* [Aim of the exercise]: Pull every line containing "xlabel" from the entries.

* [Dataset records]:

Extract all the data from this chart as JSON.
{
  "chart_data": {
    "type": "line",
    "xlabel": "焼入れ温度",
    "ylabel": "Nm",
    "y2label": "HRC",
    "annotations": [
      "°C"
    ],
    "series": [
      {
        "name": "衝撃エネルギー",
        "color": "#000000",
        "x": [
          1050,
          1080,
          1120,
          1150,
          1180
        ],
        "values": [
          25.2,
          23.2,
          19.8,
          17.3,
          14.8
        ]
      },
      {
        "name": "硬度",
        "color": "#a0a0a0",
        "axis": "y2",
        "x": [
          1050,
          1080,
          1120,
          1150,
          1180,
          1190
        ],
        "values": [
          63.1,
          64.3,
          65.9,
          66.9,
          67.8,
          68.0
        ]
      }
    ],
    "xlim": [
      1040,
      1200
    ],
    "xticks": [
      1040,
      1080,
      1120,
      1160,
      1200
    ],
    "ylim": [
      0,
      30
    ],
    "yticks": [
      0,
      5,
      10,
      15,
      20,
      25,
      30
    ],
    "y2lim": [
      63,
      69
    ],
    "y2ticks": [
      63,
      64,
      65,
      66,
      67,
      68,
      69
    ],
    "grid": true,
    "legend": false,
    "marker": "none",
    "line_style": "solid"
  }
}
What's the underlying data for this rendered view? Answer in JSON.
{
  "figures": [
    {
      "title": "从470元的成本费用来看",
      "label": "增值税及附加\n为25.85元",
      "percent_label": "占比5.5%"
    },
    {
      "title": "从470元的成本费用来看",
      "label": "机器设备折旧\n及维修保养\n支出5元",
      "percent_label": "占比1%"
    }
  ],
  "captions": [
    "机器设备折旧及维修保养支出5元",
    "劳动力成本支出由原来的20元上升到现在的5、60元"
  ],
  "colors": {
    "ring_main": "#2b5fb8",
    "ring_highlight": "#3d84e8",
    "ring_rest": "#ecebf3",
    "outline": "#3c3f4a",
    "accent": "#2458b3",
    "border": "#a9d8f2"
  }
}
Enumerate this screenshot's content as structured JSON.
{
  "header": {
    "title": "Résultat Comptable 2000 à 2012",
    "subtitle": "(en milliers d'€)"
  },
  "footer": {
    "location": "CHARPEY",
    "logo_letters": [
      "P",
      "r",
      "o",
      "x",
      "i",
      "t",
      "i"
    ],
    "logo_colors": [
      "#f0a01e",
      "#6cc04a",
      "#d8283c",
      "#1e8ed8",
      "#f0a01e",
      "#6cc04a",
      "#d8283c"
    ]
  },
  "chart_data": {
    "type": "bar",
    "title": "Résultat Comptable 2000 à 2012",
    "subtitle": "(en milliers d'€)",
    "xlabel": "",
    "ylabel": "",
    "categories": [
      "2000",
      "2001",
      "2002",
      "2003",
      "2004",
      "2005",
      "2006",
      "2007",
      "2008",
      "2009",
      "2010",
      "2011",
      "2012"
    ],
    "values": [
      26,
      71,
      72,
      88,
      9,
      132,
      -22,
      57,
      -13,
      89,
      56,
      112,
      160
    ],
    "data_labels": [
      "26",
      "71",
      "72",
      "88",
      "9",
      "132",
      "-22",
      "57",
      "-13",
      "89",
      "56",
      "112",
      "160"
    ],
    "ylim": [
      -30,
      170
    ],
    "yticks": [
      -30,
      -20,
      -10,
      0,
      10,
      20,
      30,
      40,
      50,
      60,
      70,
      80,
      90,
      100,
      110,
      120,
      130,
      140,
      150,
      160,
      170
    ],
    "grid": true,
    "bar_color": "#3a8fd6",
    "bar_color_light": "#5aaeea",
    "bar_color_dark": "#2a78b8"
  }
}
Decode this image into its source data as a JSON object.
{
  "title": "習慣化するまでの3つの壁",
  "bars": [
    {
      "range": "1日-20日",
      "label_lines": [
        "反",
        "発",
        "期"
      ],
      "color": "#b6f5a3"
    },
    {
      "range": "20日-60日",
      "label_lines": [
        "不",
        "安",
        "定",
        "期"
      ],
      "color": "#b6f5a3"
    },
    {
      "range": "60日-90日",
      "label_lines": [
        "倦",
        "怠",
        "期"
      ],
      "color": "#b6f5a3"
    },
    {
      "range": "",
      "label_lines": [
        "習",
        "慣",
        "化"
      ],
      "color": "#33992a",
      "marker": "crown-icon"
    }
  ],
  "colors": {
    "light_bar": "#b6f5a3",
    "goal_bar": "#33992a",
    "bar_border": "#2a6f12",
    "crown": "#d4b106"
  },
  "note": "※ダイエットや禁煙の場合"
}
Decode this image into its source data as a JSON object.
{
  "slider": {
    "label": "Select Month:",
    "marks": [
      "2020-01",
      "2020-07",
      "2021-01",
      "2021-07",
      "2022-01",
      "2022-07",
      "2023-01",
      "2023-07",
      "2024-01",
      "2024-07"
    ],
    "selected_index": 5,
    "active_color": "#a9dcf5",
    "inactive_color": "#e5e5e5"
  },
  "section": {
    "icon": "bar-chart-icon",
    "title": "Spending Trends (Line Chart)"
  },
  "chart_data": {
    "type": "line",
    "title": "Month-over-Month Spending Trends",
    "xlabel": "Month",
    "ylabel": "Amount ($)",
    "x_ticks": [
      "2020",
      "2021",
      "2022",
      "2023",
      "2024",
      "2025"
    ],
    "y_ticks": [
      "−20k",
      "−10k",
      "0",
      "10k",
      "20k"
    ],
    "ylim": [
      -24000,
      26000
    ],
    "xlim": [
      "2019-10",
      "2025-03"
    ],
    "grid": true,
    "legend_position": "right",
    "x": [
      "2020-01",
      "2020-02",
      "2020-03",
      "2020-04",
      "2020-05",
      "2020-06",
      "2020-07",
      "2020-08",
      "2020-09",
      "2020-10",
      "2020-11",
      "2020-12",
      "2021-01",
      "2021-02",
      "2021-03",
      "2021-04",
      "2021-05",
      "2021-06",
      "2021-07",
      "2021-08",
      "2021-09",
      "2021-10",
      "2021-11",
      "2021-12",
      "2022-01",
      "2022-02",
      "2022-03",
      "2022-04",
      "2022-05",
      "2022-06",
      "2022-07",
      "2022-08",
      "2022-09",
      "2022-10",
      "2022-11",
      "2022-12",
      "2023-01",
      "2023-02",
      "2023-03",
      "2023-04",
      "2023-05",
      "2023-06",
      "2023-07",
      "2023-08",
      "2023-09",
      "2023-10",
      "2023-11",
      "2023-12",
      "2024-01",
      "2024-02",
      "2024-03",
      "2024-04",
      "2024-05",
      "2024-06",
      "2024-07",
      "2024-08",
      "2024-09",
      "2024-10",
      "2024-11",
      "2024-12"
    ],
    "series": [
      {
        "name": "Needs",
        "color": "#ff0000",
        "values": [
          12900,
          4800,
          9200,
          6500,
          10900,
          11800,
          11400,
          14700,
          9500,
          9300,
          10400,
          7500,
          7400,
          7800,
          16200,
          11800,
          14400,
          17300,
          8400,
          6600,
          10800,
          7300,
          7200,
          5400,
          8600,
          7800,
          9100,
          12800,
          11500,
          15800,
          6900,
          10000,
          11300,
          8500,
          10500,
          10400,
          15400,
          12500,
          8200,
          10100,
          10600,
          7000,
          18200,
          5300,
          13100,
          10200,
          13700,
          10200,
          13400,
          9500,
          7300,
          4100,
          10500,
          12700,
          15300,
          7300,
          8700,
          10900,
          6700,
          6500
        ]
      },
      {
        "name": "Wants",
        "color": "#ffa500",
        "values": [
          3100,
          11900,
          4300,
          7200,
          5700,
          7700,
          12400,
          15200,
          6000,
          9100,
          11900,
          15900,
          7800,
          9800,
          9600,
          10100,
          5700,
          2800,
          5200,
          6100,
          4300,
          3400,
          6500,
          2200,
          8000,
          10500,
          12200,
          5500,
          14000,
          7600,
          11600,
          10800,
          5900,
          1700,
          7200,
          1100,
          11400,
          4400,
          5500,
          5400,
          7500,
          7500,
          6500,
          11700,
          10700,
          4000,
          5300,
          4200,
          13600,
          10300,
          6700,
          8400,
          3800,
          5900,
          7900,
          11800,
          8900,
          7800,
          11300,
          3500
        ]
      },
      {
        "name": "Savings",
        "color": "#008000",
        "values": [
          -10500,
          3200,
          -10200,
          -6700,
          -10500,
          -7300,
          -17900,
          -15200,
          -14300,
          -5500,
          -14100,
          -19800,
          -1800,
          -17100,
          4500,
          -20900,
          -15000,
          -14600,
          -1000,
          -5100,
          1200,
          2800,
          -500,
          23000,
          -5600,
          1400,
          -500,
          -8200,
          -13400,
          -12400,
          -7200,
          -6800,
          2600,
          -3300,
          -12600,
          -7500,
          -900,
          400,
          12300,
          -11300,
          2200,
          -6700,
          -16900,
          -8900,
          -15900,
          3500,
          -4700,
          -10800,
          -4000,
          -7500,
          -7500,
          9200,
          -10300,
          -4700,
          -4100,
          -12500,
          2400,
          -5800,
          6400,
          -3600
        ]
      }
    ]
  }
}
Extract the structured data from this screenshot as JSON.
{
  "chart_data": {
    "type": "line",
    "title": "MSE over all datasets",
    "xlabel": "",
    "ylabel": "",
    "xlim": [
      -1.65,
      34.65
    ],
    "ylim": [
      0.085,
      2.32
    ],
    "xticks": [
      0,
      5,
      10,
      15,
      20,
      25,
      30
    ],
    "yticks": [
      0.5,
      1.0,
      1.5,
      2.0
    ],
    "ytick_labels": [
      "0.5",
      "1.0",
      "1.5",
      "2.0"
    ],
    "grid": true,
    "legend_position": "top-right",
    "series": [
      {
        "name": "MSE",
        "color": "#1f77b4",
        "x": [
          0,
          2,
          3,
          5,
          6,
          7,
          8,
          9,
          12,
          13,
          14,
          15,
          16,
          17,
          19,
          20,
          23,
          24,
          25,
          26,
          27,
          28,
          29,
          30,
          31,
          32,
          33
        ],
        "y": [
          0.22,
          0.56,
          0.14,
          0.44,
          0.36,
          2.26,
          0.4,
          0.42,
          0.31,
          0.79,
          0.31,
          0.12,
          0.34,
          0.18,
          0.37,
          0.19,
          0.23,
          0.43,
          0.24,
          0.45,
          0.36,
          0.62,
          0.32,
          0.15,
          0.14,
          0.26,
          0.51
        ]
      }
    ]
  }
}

* [Response]:
    "xlabel": "焼入れ温度",
    "xlabel": "",
    "xlabel": "Month",
    "xlabel": "",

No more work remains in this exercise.